• [DATA]
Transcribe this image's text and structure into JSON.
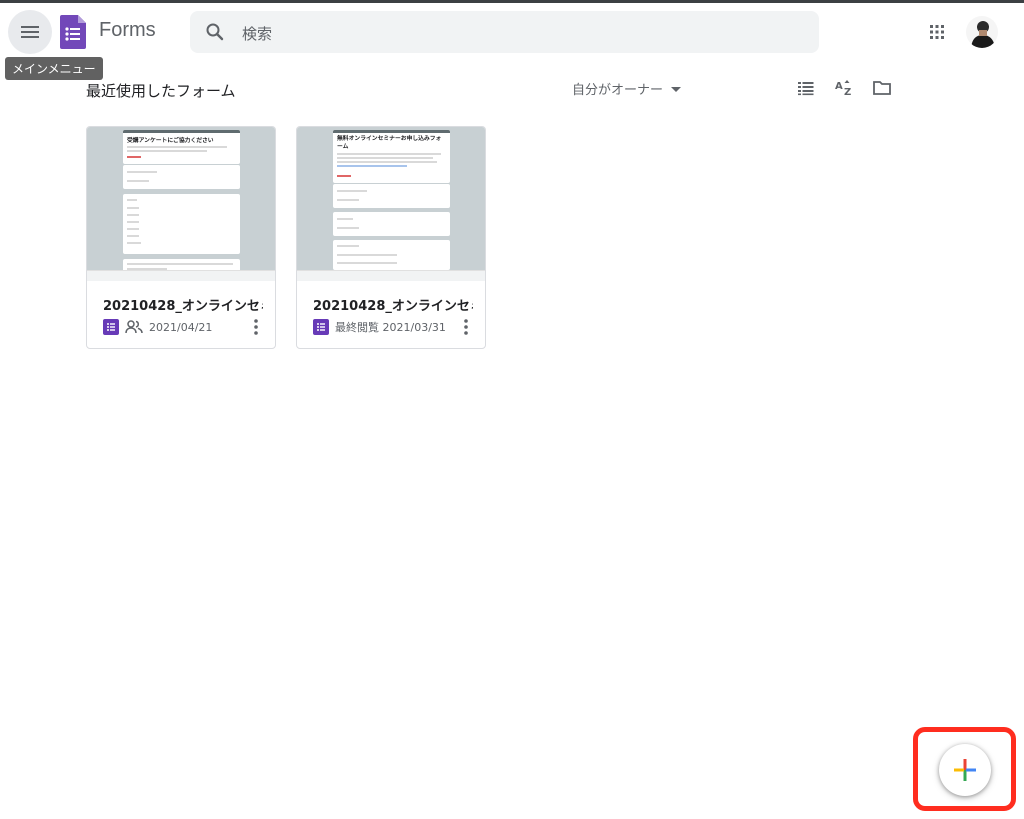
{
  "header": {
    "menu_tooltip": "メインメニュー",
    "app_name": "Forms",
    "search_placeholder": "検索"
  },
  "toolbar": {
    "section_title": "最近使用したフォーム",
    "owner_filter": "自分がオーナー"
  },
  "cards": [
    {
      "title": "20210428_オンラインセミ...",
      "date": "2021/04/21",
      "shared": true,
      "thumb_title": "受講アンケートにご協力ください"
    },
    {
      "title": "20210428_オンラインセミ...",
      "date": "最終閲覧 2021/03/31",
      "shared": false,
      "thumb_title": "無料オンラインセミナーお申し込みフォーム"
    }
  ],
  "colors": {
    "brand_purple": "#673ab7",
    "highlight_red": "#ff2d1f",
    "plus_blue": "#4285f4",
    "plus_red": "#ea4335",
    "plus_yellow": "#fbbc05",
    "plus_green": "#34a853"
  }
}
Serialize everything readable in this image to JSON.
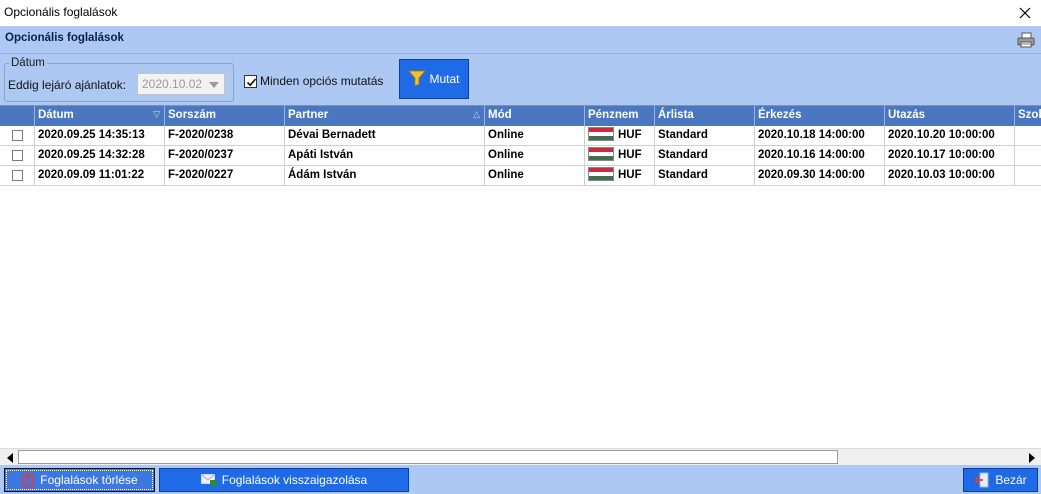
{
  "window": {
    "title": "Opcionális foglalások"
  },
  "header": {
    "title": "Opcionális foglalások"
  },
  "filter": {
    "group_label": "Dátum",
    "expiry_label": "Eddig lejáró ajánlatok:",
    "expiry_value": "2020.10.02",
    "show_all_label": "Minden opciós mutatás",
    "show_all_checked": true,
    "show_button": "Mutat"
  },
  "grid": {
    "columns": [
      "",
      "Dátum",
      "Sorszám",
      "Partner",
      "Mód",
      "Pénznem",
      "Árlista",
      "Érkezés",
      "Utazás",
      "Szob"
    ],
    "rows": [
      {
        "checked": false,
        "datum": "2020.09.25 14:35:13",
        "sorszam": "F-2020/0238",
        "partner": "Dévai  Bernadett",
        "mod": "Online",
        "penznem": "HUF",
        "arlista": "Standard",
        "erkezes": "2020.10.18 14:00:00",
        "utazas": "2020.10.20 10:00:00"
      },
      {
        "checked": false,
        "datum": "2020.09.25 14:32:28",
        "sorszam": "F-2020/0237",
        "partner": "Apáti István",
        "mod": "Online",
        "penznem": "HUF",
        "arlista": "Standard",
        "erkezes": "2020.10.16 14:00:00",
        "utazas": "2020.10.17 10:00:00"
      },
      {
        "checked": false,
        "datum": "2020.09.09 11:01:22",
        "sorszam": "F-2020/0227",
        "partner": "Ádám  István",
        "mod": "Online",
        "penznem": "HUF",
        "arlista": "Standard",
        "erkezes": "2020.09.30 14:00:00",
        "utazas": "2020.10.03 10:00:00"
      }
    ]
  },
  "footer": {
    "delete_button": "Foglalások törlése",
    "confirm_button": "Foglalások visszaigazolása",
    "close_button": "Bezár"
  },
  "colors": {
    "accent": "#1f6be7",
    "band": "#adc8f3",
    "grid_header": "#4a77c0"
  }
}
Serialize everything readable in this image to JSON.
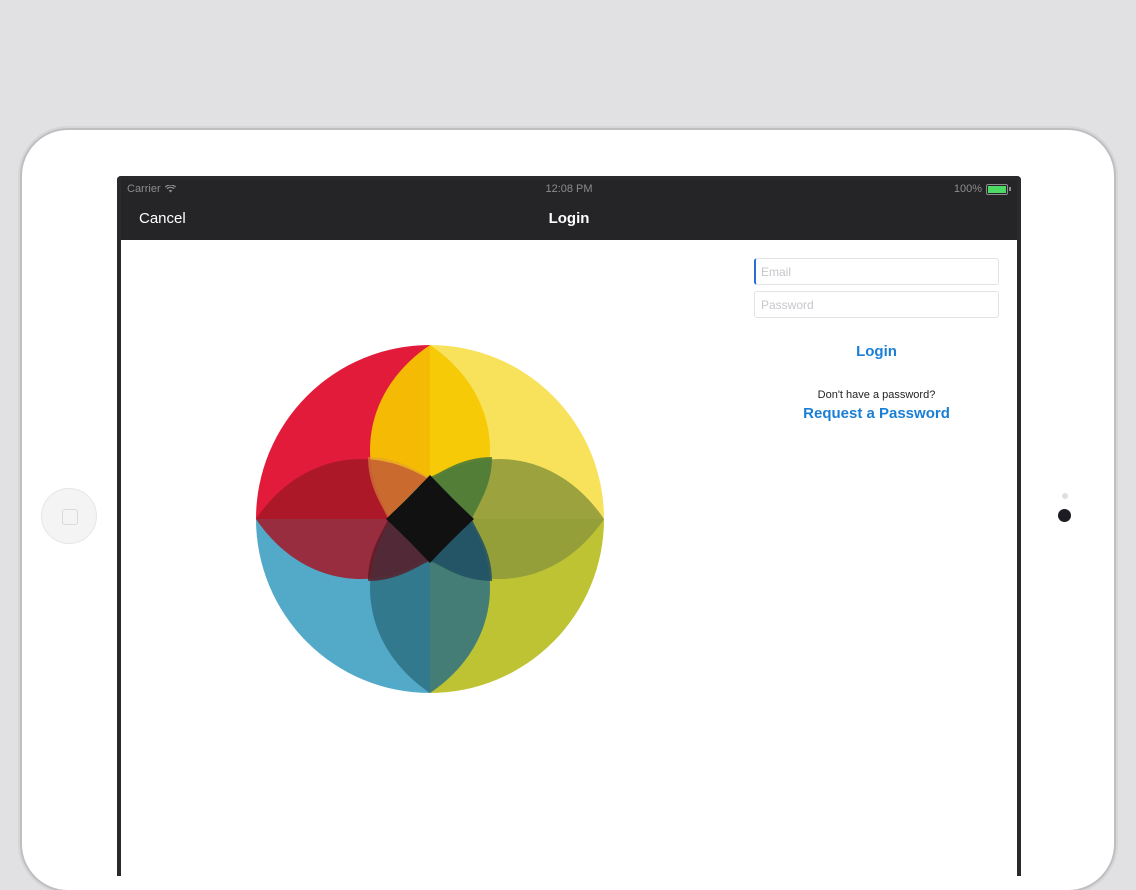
{
  "status_bar": {
    "carrier": "Carrier",
    "time": "12:08 PM",
    "battery": "100%"
  },
  "nav": {
    "cancel_label": "Cancel",
    "title": "Login"
  },
  "form": {
    "email_placeholder": "Email",
    "email_value": "",
    "password_placeholder": "Password",
    "password_value": "",
    "login_label": "Login",
    "hint_text": "Don't have a password?",
    "request_label": "Request a Password"
  },
  "logo": {
    "name": "four-petal-color-wheel",
    "colors": {
      "red": "#e31b3b",
      "yellow": "#f6d200",
      "blue": "#4aa6c8",
      "olive": "#b6c21f",
      "center": "#111111"
    }
  }
}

• [AIM OF THE EXERCISE] Among the lines above, determine how many hold the word "sorszam"; report the figure alone.

• [REPLY TO THE EXERCISE] 3